• Written problem
Can you reproduce each of the rows below word for word, with nothing changed or left out?

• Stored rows
* * * *

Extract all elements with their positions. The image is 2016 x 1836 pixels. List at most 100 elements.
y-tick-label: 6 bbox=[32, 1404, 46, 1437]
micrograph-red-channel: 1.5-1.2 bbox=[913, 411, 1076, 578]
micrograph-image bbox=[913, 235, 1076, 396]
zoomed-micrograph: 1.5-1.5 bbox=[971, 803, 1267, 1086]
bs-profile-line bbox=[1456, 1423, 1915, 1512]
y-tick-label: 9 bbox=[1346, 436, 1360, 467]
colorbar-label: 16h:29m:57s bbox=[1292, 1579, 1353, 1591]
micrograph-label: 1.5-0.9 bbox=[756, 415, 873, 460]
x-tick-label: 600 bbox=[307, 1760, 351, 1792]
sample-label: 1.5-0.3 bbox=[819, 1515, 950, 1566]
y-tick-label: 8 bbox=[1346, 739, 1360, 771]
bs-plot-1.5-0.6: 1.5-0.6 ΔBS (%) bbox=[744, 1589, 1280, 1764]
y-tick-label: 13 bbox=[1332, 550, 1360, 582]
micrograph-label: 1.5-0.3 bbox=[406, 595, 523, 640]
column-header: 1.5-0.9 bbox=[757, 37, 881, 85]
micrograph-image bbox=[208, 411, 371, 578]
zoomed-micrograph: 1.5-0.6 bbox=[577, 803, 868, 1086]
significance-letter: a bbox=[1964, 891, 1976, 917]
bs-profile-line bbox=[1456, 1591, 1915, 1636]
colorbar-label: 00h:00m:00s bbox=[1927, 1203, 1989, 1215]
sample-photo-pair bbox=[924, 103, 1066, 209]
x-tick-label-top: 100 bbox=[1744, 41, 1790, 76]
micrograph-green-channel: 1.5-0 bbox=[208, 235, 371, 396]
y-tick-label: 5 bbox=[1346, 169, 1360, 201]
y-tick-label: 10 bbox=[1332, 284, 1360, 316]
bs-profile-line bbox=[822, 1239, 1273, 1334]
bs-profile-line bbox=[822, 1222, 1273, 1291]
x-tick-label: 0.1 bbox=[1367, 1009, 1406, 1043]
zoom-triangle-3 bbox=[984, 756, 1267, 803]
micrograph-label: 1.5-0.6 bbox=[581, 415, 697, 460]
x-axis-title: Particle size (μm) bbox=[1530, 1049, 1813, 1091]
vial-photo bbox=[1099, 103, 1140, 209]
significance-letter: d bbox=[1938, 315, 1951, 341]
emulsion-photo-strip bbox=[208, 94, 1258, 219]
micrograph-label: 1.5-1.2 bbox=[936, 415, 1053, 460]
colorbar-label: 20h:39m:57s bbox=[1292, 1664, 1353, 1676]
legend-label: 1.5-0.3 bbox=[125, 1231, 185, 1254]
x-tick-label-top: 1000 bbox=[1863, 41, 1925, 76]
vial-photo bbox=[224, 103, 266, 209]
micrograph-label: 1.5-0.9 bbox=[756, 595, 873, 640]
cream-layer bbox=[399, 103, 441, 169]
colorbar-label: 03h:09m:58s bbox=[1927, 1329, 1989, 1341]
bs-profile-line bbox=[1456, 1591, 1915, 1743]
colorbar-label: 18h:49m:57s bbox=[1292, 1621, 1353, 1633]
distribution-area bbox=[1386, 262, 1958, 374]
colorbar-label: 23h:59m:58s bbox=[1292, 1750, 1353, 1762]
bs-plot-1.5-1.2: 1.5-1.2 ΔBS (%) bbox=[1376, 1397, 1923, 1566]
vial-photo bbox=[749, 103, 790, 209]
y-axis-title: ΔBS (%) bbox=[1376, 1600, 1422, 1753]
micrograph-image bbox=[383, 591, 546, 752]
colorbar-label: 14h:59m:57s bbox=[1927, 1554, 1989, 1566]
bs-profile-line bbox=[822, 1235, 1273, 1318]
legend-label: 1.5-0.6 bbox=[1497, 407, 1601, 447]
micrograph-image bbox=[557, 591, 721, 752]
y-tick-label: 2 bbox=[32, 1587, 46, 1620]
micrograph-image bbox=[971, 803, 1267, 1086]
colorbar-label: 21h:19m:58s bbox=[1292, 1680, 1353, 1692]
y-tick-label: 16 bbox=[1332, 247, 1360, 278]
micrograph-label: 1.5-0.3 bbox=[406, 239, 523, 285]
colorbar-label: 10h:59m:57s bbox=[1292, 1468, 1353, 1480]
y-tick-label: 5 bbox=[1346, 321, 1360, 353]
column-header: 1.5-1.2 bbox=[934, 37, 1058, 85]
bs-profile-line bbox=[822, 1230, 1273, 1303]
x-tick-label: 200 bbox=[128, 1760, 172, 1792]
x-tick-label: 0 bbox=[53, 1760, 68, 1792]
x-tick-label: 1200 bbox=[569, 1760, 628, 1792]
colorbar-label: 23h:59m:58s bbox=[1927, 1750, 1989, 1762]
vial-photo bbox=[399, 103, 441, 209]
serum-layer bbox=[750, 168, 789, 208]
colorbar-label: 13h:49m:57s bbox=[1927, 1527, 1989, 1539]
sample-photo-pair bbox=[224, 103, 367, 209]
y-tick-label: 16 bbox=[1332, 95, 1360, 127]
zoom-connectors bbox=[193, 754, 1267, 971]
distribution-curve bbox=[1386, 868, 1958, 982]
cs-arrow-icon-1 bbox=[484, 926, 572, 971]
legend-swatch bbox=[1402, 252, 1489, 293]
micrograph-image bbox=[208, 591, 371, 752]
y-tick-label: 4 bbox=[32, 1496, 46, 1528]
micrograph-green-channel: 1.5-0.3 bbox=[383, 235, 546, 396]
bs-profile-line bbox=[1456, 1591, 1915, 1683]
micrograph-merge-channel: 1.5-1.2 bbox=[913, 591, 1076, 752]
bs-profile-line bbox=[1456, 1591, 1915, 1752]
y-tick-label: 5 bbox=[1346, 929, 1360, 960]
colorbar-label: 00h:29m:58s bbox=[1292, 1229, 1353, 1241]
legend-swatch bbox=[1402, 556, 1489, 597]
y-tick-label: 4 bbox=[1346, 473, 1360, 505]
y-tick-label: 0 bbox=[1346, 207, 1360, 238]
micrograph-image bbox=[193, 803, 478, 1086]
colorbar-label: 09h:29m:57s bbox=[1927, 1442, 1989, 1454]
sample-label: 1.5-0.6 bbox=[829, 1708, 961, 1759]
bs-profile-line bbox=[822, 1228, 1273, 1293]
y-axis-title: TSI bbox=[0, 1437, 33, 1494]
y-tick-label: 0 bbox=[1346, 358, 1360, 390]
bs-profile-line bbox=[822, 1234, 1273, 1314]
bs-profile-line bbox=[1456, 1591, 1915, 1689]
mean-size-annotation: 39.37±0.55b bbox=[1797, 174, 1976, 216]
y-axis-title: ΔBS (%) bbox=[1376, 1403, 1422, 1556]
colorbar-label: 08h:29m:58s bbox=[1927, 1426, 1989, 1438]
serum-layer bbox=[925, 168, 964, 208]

* * * *

• Solution below
Extract all elements with their positions. The image is 2016 x 1836 pixels. List at most 100 elements.
y-tick-label: 6 bbox=[32, 1404, 46, 1437]
micrograph-red-channel: 1.5-1.2 bbox=[913, 411, 1076, 578]
micrograph-image bbox=[913, 235, 1076, 396]
zoomed-micrograph: 1.5-1.5 bbox=[971, 803, 1267, 1086]
bs-profile-line bbox=[1456, 1423, 1915, 1512]
y-tick-label: 9 bbox=[1346, 436, 1360, 467]
colorbar-label: 16h:29m:57s bbox=[1292, 1579, 1353, 1591]
micrograph-label: 1.5-0.9 bbox=[756, 415, 873, 460]
x-tick-label: 600 bbox=[307, 1760, 351, 1792]
sample-label: 1.5-0.3 bbox=[819, 1515, 950, 1566]
y-tick-label: 8 bbox=[1346, 739, 1360, 771]
bs-plot-1.5-0.6: 1.5-0.6 ΔBS (%) bbox=[744, 1589, 1280, 1764]
y-tick-label: 13 bbox=[1332, 550, 1360, 582]
micrograph-label: 1.5-0.3 bbox=[406, 595, 523, 640]
column-header: 1.5-0.9 bbox=[757, 37, 881, 85]
micrograph-image bbox=[208, 411, 371, 578]
zoomed-micrograph: 1.5-0.6 bbox=[577, 803, 868, 1086]
significance-letter: a bbox=[1964, 891, 1976, 917]
bs-profile-line bbox=[1456, 1591, 1915, 1636]
colorbar-label: 00h:00m:00s bbox=[1927, 1203, 1989, 1215]
sample-photo-pair bbox=[924, 103, 1066, 209]
x-tick-label-top: 100 bbox=[1744, 41, 1790, 76]
micrograph-green-channel: 1.5-0 bbox=[208, 235, 371, 396]
y-tick-label: 5 bbox=[1346, 169, 1360, 201]
y-tick-label: 10 bbox=[1332, 284, 1360, 316]
bs-profile-line bbox=[822, 1239, 1273, 1334]
bs-profile-line bbox=[822, 1222, 1273, 1291]
x-tick-label: 0.1 bbox=[1367, 1009, 1406, 1043]
zoom-triangle-3 bbox=[984, 756, 1267, 803]
micrograph-label: 1.5-0.6 bbox=[581, 415, 697, 460]
x-axis-title: Particle size (μm) bbox=[1530, 1049, 1813, 1091]
vial-photo bbox=[1099, 103, 1140, 209]
significance-letter: d bbox=[1938, 315, 1951, 341]
emulsion-photo-strip bbox=[208, 94, 1258, 219]
micrograph-label: 1.5-1.2 bbox=[936, 415, 1053, 460]
colorbar-label: 20h:39m:57s bbox=[1292, 1664, 1353, 1676]
legend-label: 1.5-0.3 bbox=[125, 1231, 185, 1254]
x-tick-label-top: 1000 bbox=[1863, 41, 1925, 76]
vial-photo bbox=[224, 103, 266, 209]
micrograph-label: 1.5-0.9 bbox=[756, 595, 873, 640]
cream-layer bbox=[399, 103, 441, 169]
colorbar-label: 03h:09m:58s bbox=[1927, 1329, 1989, 1341]
bs-profile-line bbox=[1456, 1591, 1915, 1743]
colorbar-label: 18h:49m:57s bbox=[1292, 1621, 1353, 1633]
distribution-area bbox=[1386, 262, 1958, 374]
colorbar-label: 23h:59m:58s bbox=[1292, 1750, 1353, 1762]
bs-plot-1.5-1.2: 1.5-1.2 ΔBS (%) bbox=[1376, 1397, 1923, 1566]
vial-photo bbox=[749, 103, 790, 209]
y-axis-title: ΔBS (%) bbox=[1376, 1600, 1422, 1753]
micrograph-image bbox=[383, 591, 546, 752]
colorbar-label: 14h:59m:57s bbox=[1927, 1554, 1989, 1566]
bs-profile-line bbox=[822, 1235, 1273, 1318]
legend-label: 1.5-0.6 bbox=[1497, 407, 1601, 447]
micrograph-image bbox=[557, 591, 721, 752]
y-tick-label: 2 bbox=[32, 1587, 46, 1620]
micrograph-image bbox=[971, 803, 1267, 1086]
colorbar-label: 21h:19m:58s bbox=[1292, 1680, 1353, 1692]
y-tick-label: 16 bbox=[1332, 247, 1360, 278]
micrograph-label: 1.5-0.3 bbox=[406, 239, 523, 285]
colorbar-label: 10h:59m:57s bbox=[1292, 1468, 1353, 1480]
y-tick-label: 5 bbox=[1346, 321, 1360, 353]
column-header: 1.5-1.2 bbox=[934, 37, 1058, 85]
bs-profile-line bbox=[822, 1230, 1273, 1303]
x-tick-label: 200 bbox=[128, 1760, 172, 1792]
x-tick-label: 0 bbox=[53, 1760, 68, 1792]
x-tick-label: 1200 bbox=[569, 1760, 628, 1792]
colorbar-label: 23h:59m:58s bbox=[1927, 1750, 1989, 1762]
vial-photo bbox=[399, 103, 441, 209]
serum-layer bbox=[750, 168, 789, 208]
colorbar-label: 13h:49m:57s bbox=[1927, 1527, 1989, 1539]
sample-photo-pair bbox=[224, 103, 367, 209]
y-tick-label: 16 bbox=[1332, 95, 1360, 127]
zoom-connectors bbox=[193, 754, 1267, 971]
distribution-curve bbox=[1386, 868, 1958, 982]
cs-arrow-icon-1 bbox=[484, 926, 572, 971]
legend-swatch bbox=[1402, 252, 1489, 293]
micrograph-image bbox=[208, 591, 371, 752]
y-tick-label: 4 bbox=[32, 1496, 46, 1528]
micrograph-green-channel: 1.5-0.3 bbox=[383, 235, 546, 396]
bs-profile-line bbox=[1456, 1591, 1915, 1683]
micrograph-merge-channel: 1.5-1.2 bbox=[913, 591, 1076, 752]
bs-profile-line bbox=[1456, 1591, 1915, 1752]
y-tick-label: 5 bbox=[1346, 929, 1360, 960]
colorbar-label: 00h:29m:58s bbox=[1292, 1229, 1353, 1241]
legend-swatch bbox=[1402, 556, 1489, 597]
y-tick-label: 4 bbox=[1346, 473, 1360, 505]
y-tick-label: 0 bbox=[1346, 207, 1360, 238]
micrograph-image bbox=[193, 803, 478, 1086]
colorbar-label: 09h:29m:57s bbox=[1927, 1442, 1989, 1454]
sample-label: 1.5-0.6 bbox=[829, 1708, 961, 1759]
bs-profile-line bbox=[822, 1228, 1273, 1293]
y-axis-title: TSI bbox=[0, 1437, 33, 1494]
y-tick-label: 0 bbox=[1346, 358, 1360, 390]
bs-profile-line bbox=[822, 1234, 1273, 1314]
bs-profile-line bbox=[1456, 1591, 1915, 1689]
mean-size-annotation: 39.37±0.55b bbox=[1797, 174, 1976, 216]
y-axis-title: ΔBS (%) bbox=[1376, 1403, 1422, 1556]
colorbar-label: 08h:29m:58s bbox=[1927, 1426, 1989, 1438]
serum-layer bbox=[925, 168, 964, 208]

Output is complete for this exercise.